What the exercise asks: Look through the material below. Copy each line that contains the string "this".

Recorded data:
┄┄┄┄┄┄┄┄┄┄┄┄┄┄┄┄┄┄┄┄

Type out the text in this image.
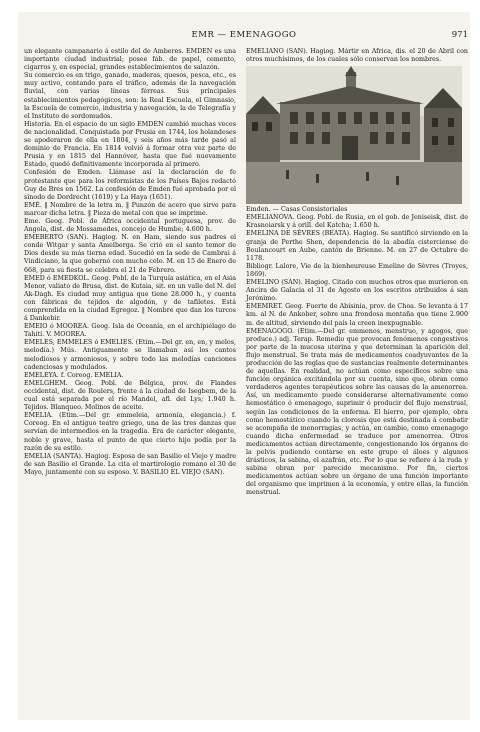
EMR — EMENAGOGO	971

un elegante campanario á estilo del de Amberes. EMDEN es una importante ciudad industrial; posee fáb. de papel, cemento, cigarros y, en especial, grandes establecimientos de salazón.

Su comercio es en trigo, ganado, maderas, quesos, pesca, etc., es muy activo, contando para el tráfico, además de la navegación fluvial, con varias líneas férreas. Sus principales establecimientos pedagógicos, son: la Real Escuela, el Gimnasio, la Escuela de comercio, industria y navegación, la de Telegrafía y el Instituto de sordomudos.

Historia. En el espacio de un siglo EMDEN cambió muchas veces de nacionalidad. Conquistada por Prusia en 1744, los holandeses se apoderaron de ella en 1804, y seis años más tarde pasó al dominio de Francia. En 1814 volvió á formar otra vez parte de Prusia y en 1815 del Hannóver, hasta que fué nuevamente Estado, quedó definitivamente incorporada al primero.

Confesión de Emden. Llámase así la declaración de fe protestante que para los reformistas de los Países Bajos redactó Guy de Bres en 1562. La confesión de Emden fué aprobada por el sínodo de Dordrecht (1619) y La Haya (1651).

EMÉ. ‖ Nombre de la letra m. ‖ Punzón de acero que sirve para marcar dicha letra. ‖ Pieza de metal con que se imprime.

Eme. Geog. Pobl. de África occidental portuguesa, prov. de Angola, dist. de Mossamedes, concejo de Humbe; 4.600 h.

EMEBERTO (SAN). Hagiog. N. en Ham, siendo sus padres el conde Witgar y santa Amelberga. Se crió en el santo temor de Dios desde su más tierna edad. Sucedió en la sede de Cambrai á Vindiciano, la que gobernó con mucho celo. M. en 15 de Enero de 668, para su fiesta se celebra el 21 de Febrero.

EMED ó EMEDKOL. Geog. Pobl. de la Turquía asiática, en el Asia Menor, valiato de Brusa, dist. de Kutaia, sit. en un valle del N. del Ak-Dagh. Es ciudad muy antigua que tiene 28.000 h., y cuenta con fábricas de tejidos de algodón, y de tafiletes. Está comprendida en la ciudad Egregoz. ‖ Nombre que dan los turcos á Dankebir.

EMEIO ó MOOREA. Geog. Isla de Oceanía, en el archipiélago de Tahití. V. MOOREA.

EMELES, EMMELES ó EMELIES. (Etim.—Del gr. en, en, y melos, melodía.) Mús. Antiguamente se llamaban así los cantos melodiosos y armoniosos, y sobre todo las melodías canciones cadenciosas y modulados.

EMELEYA. f. Coreog. EMELIA.

EMELGHEM. Geog. Pobl. de Bélgica, prov. de Flandes occidental, dist. de Roulers, frente á la ciudad de Isegbem, de la cual está separada por el río Mandel, afl. del Lys; 1.940 h. Tejidos. Blanqueo. Molinos de aceite.

EMELIA. (Etim.—Del gr. emmeleia, armonía, elegancia.) f. Coreog. En el antiguo teatro griego, una de las tres danzas que servían de intermedios en la tragedia. Era de carácter elegante, noble y grave, hasta el punto de que cierto hijo podía por la razón de su estilo.

EMELIA (SANTA). Hagiog. Esposa de san Basilio el Viejo y madre de san Basilio el Grande. La cita el martirologio romano el 30 de Mayo, juntamente con su esposo. V. BASILIO EL VIEJO (SAN).

EMELIANO (SAN). Hagiog. Mártir en Africa, dis. el 20 de Abril con otros muchísimos, de los cuales sólo conservan los nombres.

Emden. — Casas Consistoriales

EMELIANOVA. Geog. Pobl. de Rusia, en el gob. de Jeniseisk, dist. de Krasnoiarsk y á orill. del Katcha; 1.650 h.

EMELINA DE SÉVRES (BEATA). Hagiog. Se santificó sirviendo en la granja de Perthe Shen, dependencia de la abadía cisterciense de Boulancourt en Aube, cantón de Brienne. M. en 27 de Octubre de 1178.

Bibliogr. Lalore, Vie de la bienheureuse Emeline de Sèvres (Troyes, 1869).

EMELINO (SAN). Hagiog. Citado con muchos otros que murieron en Ancira de Galacia el 31 de Agosto en los escritos atribuidos á san Jerónimo.

EMEMRET. Geog. Fuerte de Abisinia, prov. de Choa. Se levanta á 17 km. al N. de Ankober, sobre una frondosa montaña que tiene 2.900 m. de altitud, sirviendo del país la creen inexpugnable.

EMENAGOGO. (Etim.—Del gr. emmenos, menstruo, y agogos, que produce.) adj. Terap. Remedio que provocan fenómenos congestivos por parte de la mucosa uterina y que determinan la aparición del flujo menstrual. Se trata más de medicamentos coadyuvantes de la producción de las reglas que de sustancias realmente determinantes de aquellas. En realidad, no actúan como específicos sobre una función orgánica excitándola por su cuenta, sino que, obran como verdaderos agentes terapéuticos sobre las causas de la amenorrea. Así, un medicamento puede considerarse alternativamente como hemostático ó emenagogo, suprimir ó producir del flujo menstrual, según las condiciones de la enferma. El hierro, por ejemplo, obra como hemostático cuando la clorosis que está destinada á combatir se acompaña de menorragias, y actúa, en cambio, como emenagogo cuando dicha enfermedad se traduce por amenorrea. Otros medicamentos actúan directamente, congestionando los órganos de la pelvis pudiendo contarse en este grupo el áloes y algunos drásticos, la sabina, el azafrán, etc. Por lo que se refiere á la ruda y sabina obran por parecido mecanismo. Por fin, ciertos medicamentos actúan sobre un órgano de una función importante del organismo que imprimen á la economía, y entre ellas, la función menstrual.
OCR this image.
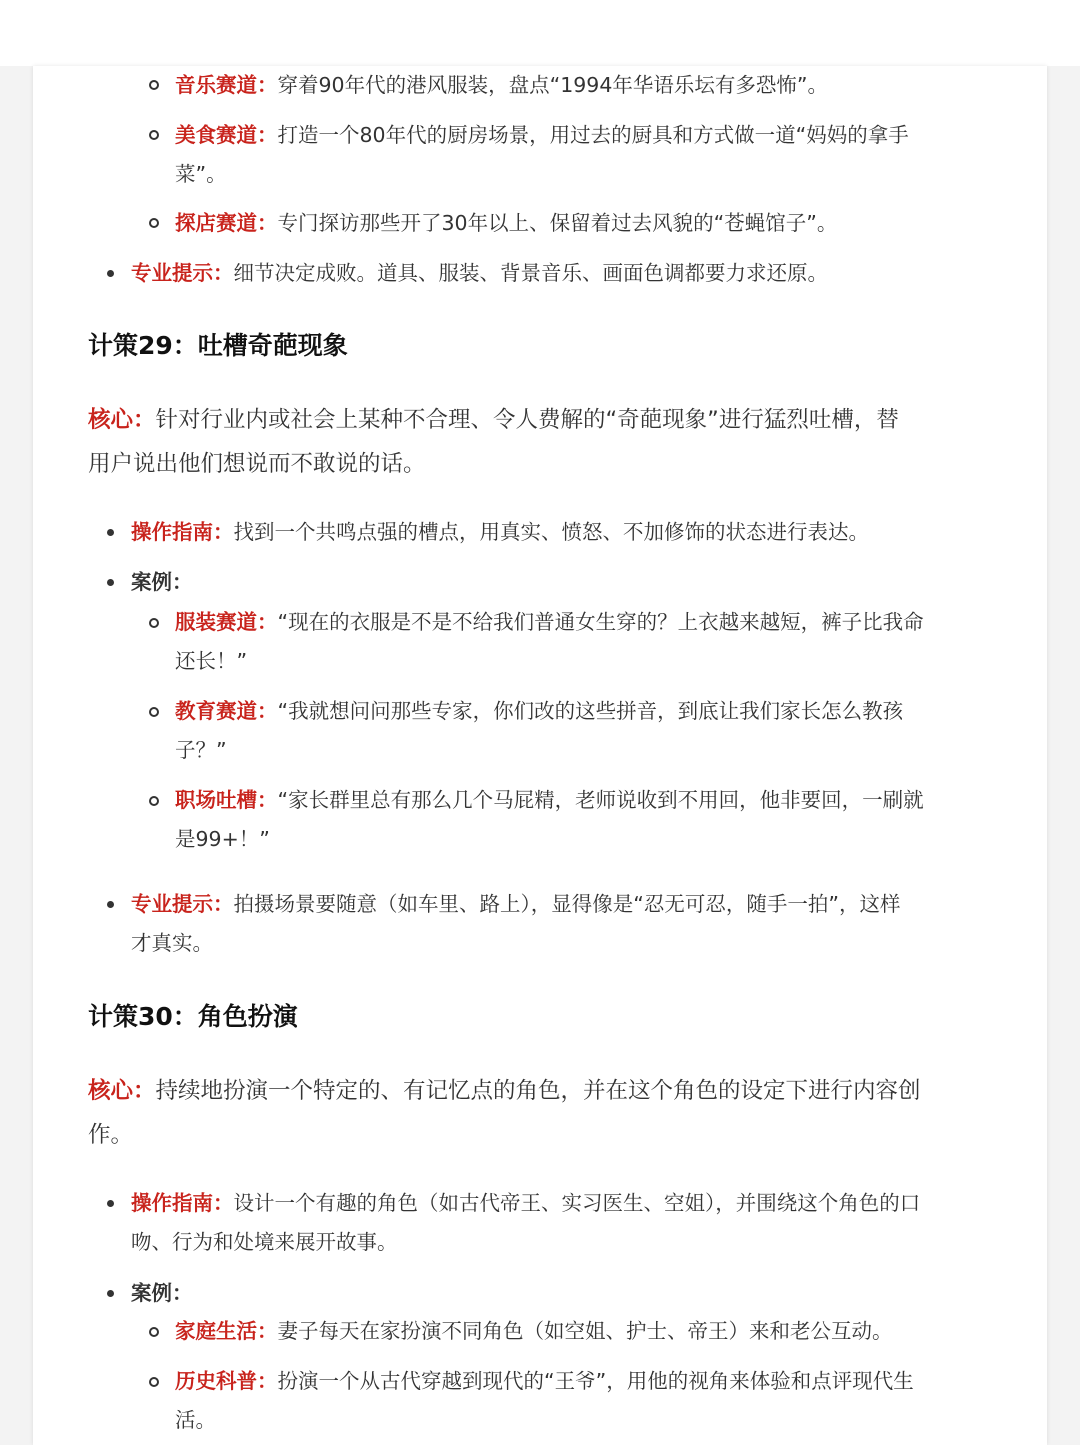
音乐赛道：穿着90年代的港风服装，盘点“1994年华语乐坛有多恐怖”。
美食赛道：打造一个80年代的厨房场景，用过去的厨具和方式做一道“妈妈的拿手
菜”。
探店赛道：专门探访那些开了30年以上、保留着过去风貌的“苍蝇馆子”。
专业提示：细节决定成败。道具、服装、背景音乐、画面色调都要力求还原。
计策29：吐槽奇葩现象
核心：针对行业内或社会上某种不合理、令人费解的“奇葩现象”进行猛烈吐槽，替
用户说出他们想说而不敢说的话。
操作指南：找到一个共鸣点强的槽点，用真实、愤怒、不加修饰的状态进行表达。
案例：
服装赛道：“现在的衣服是不是不给我们普通女生穿的？上衣越来越短，裤子比我命
还长！”
教育赛道：“我就想问问那些专家，你们改的这些拼音，到底让我们家长怎么教孩
子？”
职场吐槽：“家长群里总有那么几个马屁精，老师说收到不用回，他非要回，一刷就
是99+！”
专业提示：拍摄场景要随意（如车里、路上），显得像是“忍无可忍，随手一拍”，这样
才真实。
计策30：角色扮演
核心：持续地扮演一个特定的、有记忆点的角色，并在这个角色的设定下进行内容创
作。
操作指南：设计一个有趣的角色（如古代帝王、实习医生、空姐），并围绕这个角色的口
吻、行为和处境来展开故事。
案例：
家庭生活：妻子每天在家扮演不同角色（如空姐、护士、帝王）来和老公互动。
历史科普：扮演一个从古代穿越到现代的“王爷”，用他的视角来体验和点评现代生
活。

┄┄┄┄┄┄┄┄┄┄┄┄┄┄┄┄┄┄┄┄

Completed exercise:
Type out the text in this image.
OCR this image.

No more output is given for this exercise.